== Page ==
Resistance to change, fear of displacement and lack of trust in models’ outcomes are common hurdles. Even where technical capacity exists, many enterprises are wrestling with legacy systems and fragmented data environments. AI may be sexy, but the unglamorous work of data engineering and infrastructure readiness is still the prerequisite.
Enterprises are building multi-layered evaluation pipelines—automated testing, human-in-the-loop safeguards, and AI-based validation—to make probabilistic models feel deterministic. Integrating AI into existing SDLCs is no longer optional. It’s the only way to scale responsibly.
💸 Show Me the ROI - Enterprise vs Mid-martket
Economic caution is shaping AI adoption.
Budgets are tight, and the bar for “proof of value” is high. While consultancies and integrators are leading many enterprise AI efforts, a common complaint is that projects stall in the POC stage. The few that break through are often big-ticket, cost-saving deployments with a narrow focus on efficiency rather than innovation.
Case in point: a leading European sports commerce company estimated 1m€ real savings using AI to automate customs clearance in a few days of development —but scaling that success across the org is a different challenge. Another global FMCG leader is stuck in setting the right governance, despite clear top-line growth opportunities.

== Dataset entries ==
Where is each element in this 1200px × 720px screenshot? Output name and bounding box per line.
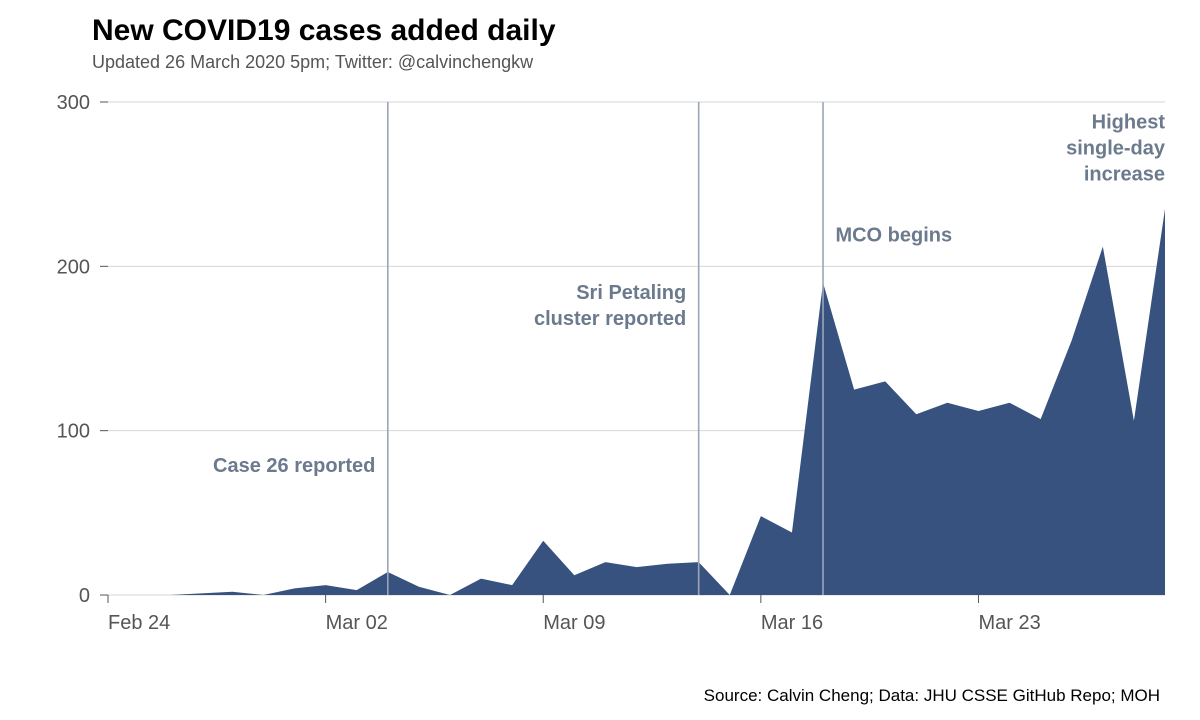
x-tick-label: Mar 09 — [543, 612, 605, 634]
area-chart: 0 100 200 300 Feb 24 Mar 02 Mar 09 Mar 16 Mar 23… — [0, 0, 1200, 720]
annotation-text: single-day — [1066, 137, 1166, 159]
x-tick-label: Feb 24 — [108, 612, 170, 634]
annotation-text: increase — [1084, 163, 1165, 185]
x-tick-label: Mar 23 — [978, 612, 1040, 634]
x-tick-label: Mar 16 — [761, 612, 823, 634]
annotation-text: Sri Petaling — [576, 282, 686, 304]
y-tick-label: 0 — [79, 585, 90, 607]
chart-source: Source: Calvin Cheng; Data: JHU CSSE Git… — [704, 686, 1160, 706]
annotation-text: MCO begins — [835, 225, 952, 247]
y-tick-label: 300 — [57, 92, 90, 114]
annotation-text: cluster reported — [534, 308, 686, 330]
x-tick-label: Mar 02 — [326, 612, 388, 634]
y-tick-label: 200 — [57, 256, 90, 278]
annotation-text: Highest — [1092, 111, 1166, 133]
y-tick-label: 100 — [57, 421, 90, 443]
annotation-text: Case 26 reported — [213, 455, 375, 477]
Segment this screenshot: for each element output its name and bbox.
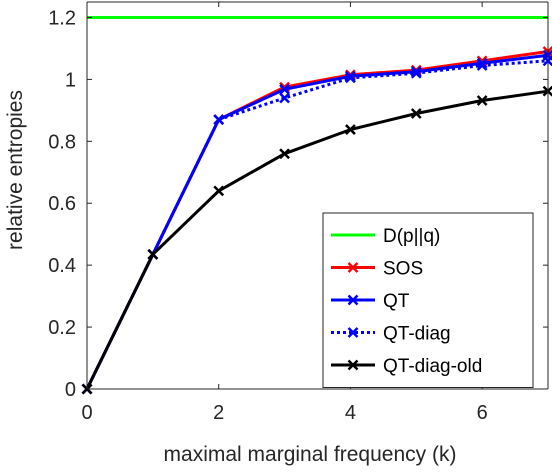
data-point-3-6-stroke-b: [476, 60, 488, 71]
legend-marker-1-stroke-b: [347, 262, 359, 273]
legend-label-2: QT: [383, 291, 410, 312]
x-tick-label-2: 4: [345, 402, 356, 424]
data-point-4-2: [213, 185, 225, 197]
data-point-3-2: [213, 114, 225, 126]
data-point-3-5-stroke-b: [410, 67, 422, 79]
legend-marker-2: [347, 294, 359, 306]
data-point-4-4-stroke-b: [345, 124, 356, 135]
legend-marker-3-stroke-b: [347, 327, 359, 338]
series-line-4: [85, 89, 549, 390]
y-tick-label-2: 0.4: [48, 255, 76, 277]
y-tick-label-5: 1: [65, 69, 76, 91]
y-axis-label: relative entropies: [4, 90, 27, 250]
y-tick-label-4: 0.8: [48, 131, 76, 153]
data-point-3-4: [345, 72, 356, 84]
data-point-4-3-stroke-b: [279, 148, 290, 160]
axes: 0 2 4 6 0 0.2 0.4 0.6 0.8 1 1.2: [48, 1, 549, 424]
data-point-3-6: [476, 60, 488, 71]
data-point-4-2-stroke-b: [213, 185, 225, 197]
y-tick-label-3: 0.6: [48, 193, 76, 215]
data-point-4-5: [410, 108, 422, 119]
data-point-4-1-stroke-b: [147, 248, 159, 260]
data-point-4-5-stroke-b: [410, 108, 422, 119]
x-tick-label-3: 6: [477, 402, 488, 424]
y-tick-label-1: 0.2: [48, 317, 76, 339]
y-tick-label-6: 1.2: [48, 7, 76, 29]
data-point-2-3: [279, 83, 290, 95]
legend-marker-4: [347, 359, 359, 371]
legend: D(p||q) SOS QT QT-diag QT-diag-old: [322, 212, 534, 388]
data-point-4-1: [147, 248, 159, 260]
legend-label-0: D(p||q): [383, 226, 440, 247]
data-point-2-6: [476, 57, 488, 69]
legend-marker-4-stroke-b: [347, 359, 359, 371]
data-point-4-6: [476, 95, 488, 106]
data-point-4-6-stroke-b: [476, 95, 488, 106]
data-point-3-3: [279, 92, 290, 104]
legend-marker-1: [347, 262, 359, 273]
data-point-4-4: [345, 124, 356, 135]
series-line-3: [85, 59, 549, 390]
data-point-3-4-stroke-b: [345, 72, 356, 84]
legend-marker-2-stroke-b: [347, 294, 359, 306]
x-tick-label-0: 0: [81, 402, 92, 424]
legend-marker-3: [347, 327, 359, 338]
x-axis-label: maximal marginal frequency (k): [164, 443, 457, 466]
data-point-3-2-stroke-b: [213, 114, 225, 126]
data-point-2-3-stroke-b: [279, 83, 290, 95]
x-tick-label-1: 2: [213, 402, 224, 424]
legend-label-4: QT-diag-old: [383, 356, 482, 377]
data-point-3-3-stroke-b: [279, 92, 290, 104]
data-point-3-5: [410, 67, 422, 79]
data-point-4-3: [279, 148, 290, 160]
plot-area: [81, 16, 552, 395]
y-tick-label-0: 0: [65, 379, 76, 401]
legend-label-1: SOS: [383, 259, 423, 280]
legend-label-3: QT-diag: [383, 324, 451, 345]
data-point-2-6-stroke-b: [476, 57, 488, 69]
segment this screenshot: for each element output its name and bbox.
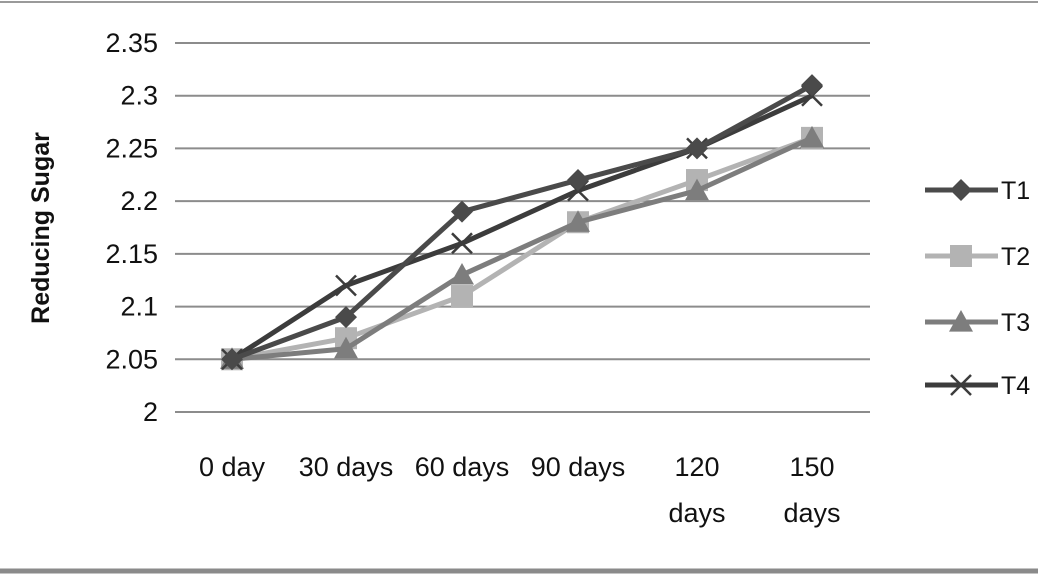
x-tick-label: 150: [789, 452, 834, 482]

== Exercise tasks ==
1) In the text on enterprise AI adoption, how much did the European sports commerce company estimate it saved by using AI?
2) Please carry the text on enterprise AI adoption forward from its last sentence.
The records are a separate set of material from the text on enterprise AI adoption.

== Outputs by task ==
1) An estimated 1m€ in real savings.

2)
Startups are telling a different story. Without the weight of legacy systems—or legacy thinking—they’re moving fast. They’re embedding agents into user workflows, experimenting openly, and learning in real time. The difference? Alignment, agility, and a higher tolerance for risk.
🔮 Looking Ahead
The enterprise agent revolution isn’t coming tomorrow—but it’s coming.
Practitioners see the next 18–24 months as foundational. The focus now is on stabilizing data infrastructure, embedding governance, and laying the groundwork for agents to thrive. Cross-functional collaboration is emerging as a key success factor—tech, legal, ops, and product leaders must align to make AI adoption sustainable.